_Your goal_. Please report every line from the material that contains the word "BTCJPY".

----- Stored records

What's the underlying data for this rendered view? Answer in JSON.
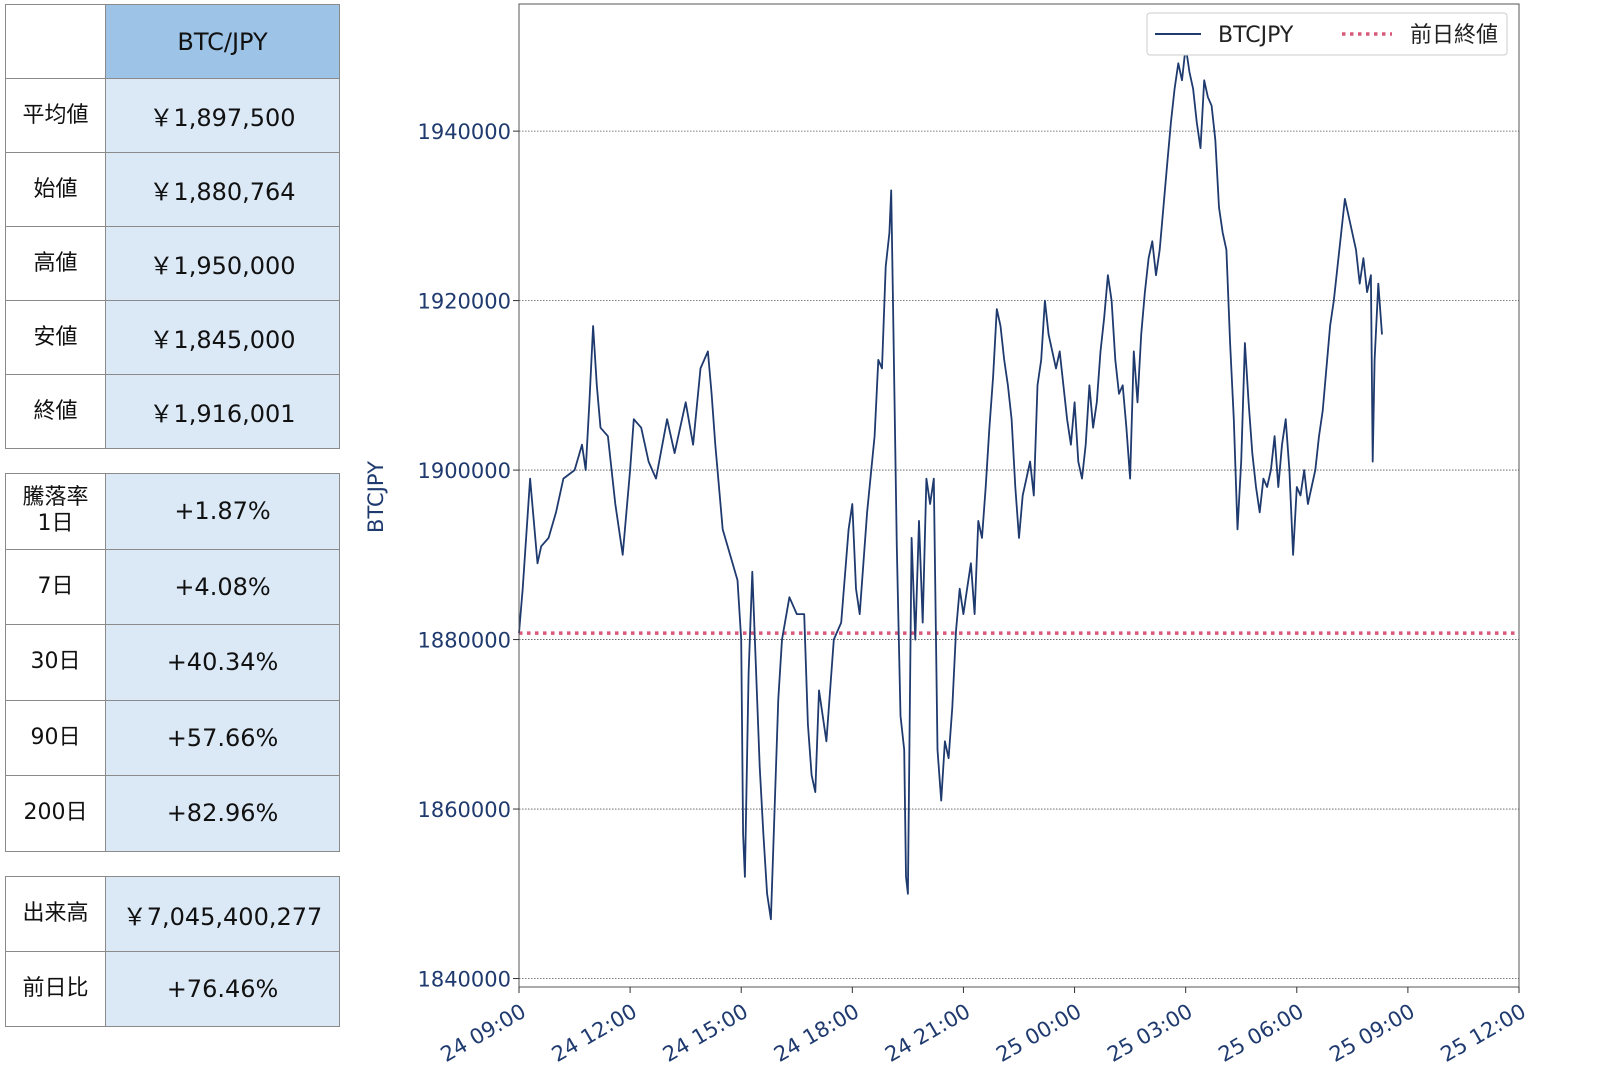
{
  "table": {
    "header": "BTC/JPY",
    "prices": [
      {
        "label": "平均値",
        "value": "￥1,897,500"
      },
      {
        "label": "始値",
        "value": "￥1,880,764"
      },
      {
        "label": "高値",
        "value": "￥1,950,000"
      },
      {
        "label": "安値",
        "value": "￥1,845,000"
      },
      {
        "label": "終値",
        "value": "￥1,916,001"
      }
    ],
    "change": {
      "label_line1": "騰落率",
      "label_line2": "1日",
      "value_1d": "+1.87%",
      "rows": [
        {
          "label": "7日",
          "value": "+4.08%"
        },
        {
          "label": "30日",
          "value": "+40.34%"
        },
        {
          "label": "90日",
          "value": "+57.66%"
        },
        {
          "label": "200日",
          "value": "+82.96%"
        }
      ]
    },
    "volume": [
      {
        "label": "出来高",
        "value": "￥7,045,400,277"
      },
      {
        "label": "前日比",
        "value": "+76.46%"
      }
    ]
  },
  "colors": {
    "line": "#1f3a6e",
    "ref": "#d9597a",
    "axis": "#1f3a6e",
    "grid": "#555555"
  },
  "chart_data": {
    "type": "line",
    "title": "",
    "ylabel": "BTCJPY",
    "xlabel": "",
    "legend": {
      "series_label": "BTCJPY",
      "ref_label": "前日終値",
      "position": "top-right"
    },
    "xlim_hours": [
      0,
      27
    ],
    "ylim": [
      1839000,
      1955000
    ],
    "yticks": [
      1840000,
      1860000,
      1880000,
      1900000,
      1920000,
      1940000
    ],
    "ytick_labels": [
      "1840000",
      "1860000",
      "1880000",
      "1900000",
      "1920000",
      "1940000"
    ],
    "xticks_hours": [
      0,
      3,
      6,
      9,
      12,
      15,
      18,
      21,
      24,
      27
    ],
    "xtick_labels": [
      "24 09:00",
      "24 12:00",
      "24 15:00",
      "24 18:00",
      "24 21:00",
      "25 00:00",
      "25 03:00",
      "25 06:00",
      "25 09:00",
      "25 12:00"
    ],
    "reference_value": 1880764,
    "series": [
      {
        "name": "BTCJPY",
        "points": [
          [
            0.0,
            1880764
          ],
          [
            0.1,
            1886000
          ],
          [
            0.3,
            1899000
          ],
          [
            0.5,
            1889000
          ],
          [
            0.6,
            1891000
          ],
          [
            0.8,
            1892000
          ],
          [
            1.0,
            1895000
          ],
          [
            1.2,
            1899000
          ],
          [
            1.5,
            1900000
          ],
          [
            1.7,
            1903000
          ],
          [
            1.8,
            1900000
          ],
          [
            1.9,
            1908000
          ],
          [
            2.0,
            1917000
          ],
          [
            2.1,
            1910000
          ],
          [
            2.2,
            1905000
          ],
          [
            2.4,
            1904000
          ],
          [
            2.6,
            1896000
          ],
          [
            2.8,
            1890000
          ],
          [
            2.9,
            1895000
          ],
          [
            3.0,
            1900000
          ],
          [
            3.1,
            1906000
          ],
          [
            3.3,
            1905000
          ],
          [
            3.5,
            1901000
          ],
          [
            3.7,
            1899000
          ],
          [
            4.0,
            1906000
          ],
          [
            4.2,
            1902000
          ],
          [
            4.5,
            1908000
          ],
          [
            4.7,
            1903000
          ],
          [
            4.9,
            1912000
          ],
          [
            5.1,
            1914000
          ],
          [
            5.2,
            1909000
          ],
          [
            5.3,
            1903000
          ],
          [
            5.5,
            1893000
          ],
          [
            5.7,
            1890000
          ],
          [
            5.9,
            1887000
          ],
          [
            6.0,
            1880000
          ],
          [
            6.05,
            1857000
          ],
          [
            6.1,
            1852000
          ],
          [
            6.2,
            1876000
          ],
          [
            6.3,
            1888000
          ],
          [
            6.5,
            1865000
          ],
          [
            6.6,
            1857000
          ],
          [
            6.7,
            1850000
          ],
          [
            6.8,
            1847000
          ],
          [
            6.9,
            1860000
          ],
          [
            7.0,
            1873000
          ],
          [
            7.1,
            1880000
          ],
          [
            7.3,
            1885000
          ],
          [
            7.5,
            1883000
          ],
          [
            7.7,
            1883000
          ],
          [
            7.8,
            1870000
          ],
          [
            7.9,
            1864000
          ],
          [
            8.0,
            1862000
          ],
          [
            8.1,
            1874000
          ],
          [
            8.2,
            1871000
          ],
          [
            8.3,
            1868000
          ],
          [
            8.5,
            1880000
          ],
          [
            8.7,
            1882000
          ],
          [
            8.9,
            1893000
          ],
          [
            9.0,
            1896000
          ],
          [
            9.1,
            1886000
          ],
          [
            9.2,
            1883000
          ],
          [
            9.4,
            1895000
          ],
          [
            9.6,
            1904000
          ],
          [
            9.7,
            1913000
          ],
          [
            9.8,
            1912000
          ],
          [
            9.9,
            1924000
          ],
          [
            10.0,
            1928000
          ],
          [
            10.05,
            1933000
          ],
          [
            10.1,
            1919000
          ],
          [
            10.2,
            1891000
          ],
          [
            10.3,
            1871000
          ],
          [
            10.4,
            1867000
          ],
          [
            10.45,
            1852000
          ],
          [
            10.5,
            1850000
          ],
          [
            10.6,
            1892000
          ],
          [
            10.7,
            1880000
          ],
          [
            10.8,
            1894000
          ],
          [
            10.9,
            1882000
          ],
          [
            11.0,
            1899000
          ],
          [
            11.1,
            1896000
          ],
          [
            11.2,
            1899000
          ],
          [
            11.3,
            1867000
          ],
          [
            11.4,
            1861000
          ],
          [
            11.5,
            1868000
          ],
          [
            11.6,
            1866000
          ],
          [
            11.7,
            1872000
          ],
          [
            11.8,
            1881000
          ],
          [
            11.9,
            1886000
          ],
          [
            12.0,
            1883000
          ],
          [
            12.1,
            1886000
          ],
          [
            12.2,
            1889000
          ],
          [
            12.3,
            1883000
          ],
          [
            12.4,
            1894000
          ],
          [
            12.5,
            1892000
          ],
          [
            12.6,
            1898000
          ],
          [
            12.7,
            1905000
          ],
          [
            12.8,
            1911000
          ],
          [
            12.9,
            1919000
          ],
          [
            13.0,
            1917000
          ],
          [
            13.1,
            1913000
          ],
          [
            13.2,
            1910000
          ],
          [
            13.3,
            1906000
          ],
          [
            13.4,
            1898000
          ],
          [
            13.5,
            1892000
          ],
          [
            13.6,
            1897000
          ],
          [
            13.7,
            1899000
          ],
          [
            13.8,
            1901000
          ],
          [
            13.9,
            1897000
          ],
          [
            14.0,
            1910000
          ],
          [
            14.1,
            1913000
          ],
          [
            14.2,
            1920000
          ],
          [
            14.3,
            1916000
          ],
          [
            14.4,
            1914000
          ],
          [
            14.5,
            1912000
          ],
          [
            14.6,
            1914000
          ],
          [
            14.7,
            1910000
          ],
          [
            14.8,
            1906000
          ],
          [
            14.9,
            1903000
          ],
          [
            15.0,
            1908000
          ],
          [
            15.1,
            1901000
          ],
          [
            15.2,
            1899000
          ],
          [
            15.3,
            1903000
          ],
          [
            15.4,
            1910000
          ],
          [
            15.5,
            1905000
          ],
          [
            15.6,
            1908000
          ],
          [
            15.7,
            1914000
          ],
          [
            15.8,
            1918000
          ],
          [
            15.9,
            1923000
          ],
          [
            16.0,
            1920000
          ],
          [
            16.1,
            1913000
          ],
          [
            16.2,
            1909000
          ],
          [
            16.3,
            1910000
          ],
          [
            16.4,
            1905000
          ],
          [
            16.5,
            1899000
          ],
          [
            16.6,
            1914000
          ],
          [
            16.7,
            1908000
          ],
          [
            16.8,
            1916000
          ],
          [
            16.9,
            1921000
          ],
          [
            17.0,
            1925000
          ],
          [
            17.1,
            1927000
          ],
          [
            17.2,
            1923000
          ],
          [
            17.3,
            1926000
          ],
          [
            17.4,
            1931000
          ],
          [
            17.5,
            1936000
          ],
          [
            17.6,
            1941000
          ],
          [
            17.7,
            1945000
          ],
          [
            17.8,
            1948000
          ],
          [
            17.9,
            1946000
          ],
          [
            18.0,
            1950000
          ],
          [
            18.1,
            1947000
          ],
          [
            18.2,
            1945000
          ],
          [
            18.3,
            1941000
          ],
          [
            18.4,
            1938000
          ],
          [
            18.5,
            1946000
          ],
          [
            18.6,
            1944000
          ],
          [
            18.7,
            1943000
          ],
          [
            18.8,
            1939000
          ],
          [
            18.9,
            1931000
          ],
          [
            19.0,
            1928000
          ],
          [
            19.1,
            1926000
          ],
          [
            19.2,
            1915000
          ],
          [
            19.3,
            1906000
          ],
          [
            19.4,
            1893000
          ],
          [
            19.5,
            1901000
          ],
          [
            19.6,
            1915000
          ],
          [
            19.7,
            1908000
          ],
          [
            19.8,
            1902000
          ],
          [
            19.9,
            1898000
          ],
          [
            20.0,
            1895000
          ],
          [
            20.1,
            1899000
          ],
          [
            20.2,
            1898000
          ],
          [
            20.3,
            1900000
          ],
          [
            20.4,
            1904000
          ],
          [
            20.5,
            1898000
          ],
          [
            20.6,
            1903000
          ],
          [
            20.7,
            1906000
          ],
          [
            20.8,
            1900000
          ],
          [
            20.9,
            1890000
          ],
          [
            21.0,
            1898000
          ],
          [
            21.1,
            1897000
          ],
          [
            21.2,
            1900000
          ],
          [
            21.3,
            1896000
          ],
          [
            21.4,
            1898000
          ],
          [
            21.5,
            1900000
          ],
          [
            21.6,
            1904000
          ],
          [
            21.7,
            1907000
          ],
          [
            21.8,
            1912000
          ],
          [
            21.9,
            1917000
          ],
          [
            22.0,
            1920000
          ],
          [
            22.1,
            1924000
          ],
          [
            22.2,
            1928000
          ],
          [
            22.3,
            1932000
          ],
          [
            22.4,
            1930000
          ],
          [
            22.5,
            1928000
          ],
          [
            22.6,
            1926000
          ],
          [
            22.7,
            1922000
          ],
          [
            22.8,
            1925000
          ],
          [
            22.9,
            1921000
          ],
          [
            23.0,
            1923000
          ],
          [
            23.05,
            1901000
          ],
          [
            23.1,
            1913000
          ],
          [
            23.2,
            1922000
          ],
          [
            23.3,
            1916000
          ]
        ]
      }
    ]
  }
}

----------

_Correct output_.
    "ylabel": "BTCJPY",
      "series_label": "BTCJPY",
        "name": "BTCJPY",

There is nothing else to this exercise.